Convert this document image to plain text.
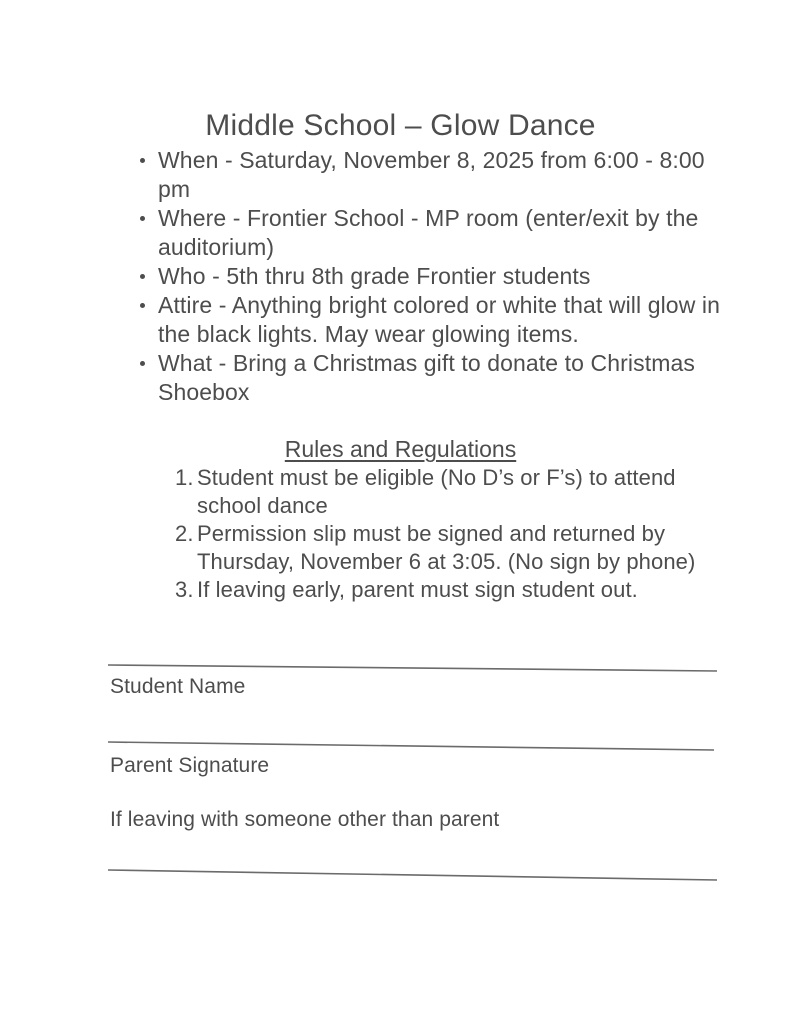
Middle School – Glow Dance
When - Saturday, November 8, 2025 from 6:00 - 8:00 pm
Where - Frontier School - MP room (enter/exit by the auditorium)
Who - 5th thru 8th grade Frontier students
Attire - Anything bright colored or white that will glow in the black lights. May wear glowing items.
What - Bring a Christmas gift to donate to Christmas Shoebox
Rules and Regulations
1. Student must be eligible (No D’s or F’s) to attend school dance
2. Permission slip must be signed and returned by Thursday, November 6 at 3:05. (No sign by phone)
3. If leaving early, parent must sign student out.
Student Name
Parent Signature
If leaving with someone other than parent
---------------
Work to complete: Output, exactly, all the records above; include no pictures.

Reply:
Convert this document image to plain text.
Middle School – Glow Dance
When - Saturday, November 8, 2025 from 6:00 - 8:00 pm
Where - Frontier School - MP room (enter/exit by the auditorium)
Who - 5th thru 8th grade Frontier students
Attire - Anything bright colored or white that will glow in the black lights. May wear glowing items.
What - Bring a Christmas gift to donate to Christmas Shoebox
Rules and Regulations
1. Student must be eligible (No D’s or F’s) to attend school dance
2. Permission slip must be signed and returned by Thursday, November 6 at 3:05. (No sign by phone)
3. If leaving early, parent must sign student out.
Student Name
Parent Signature
If leaving with someone other than parent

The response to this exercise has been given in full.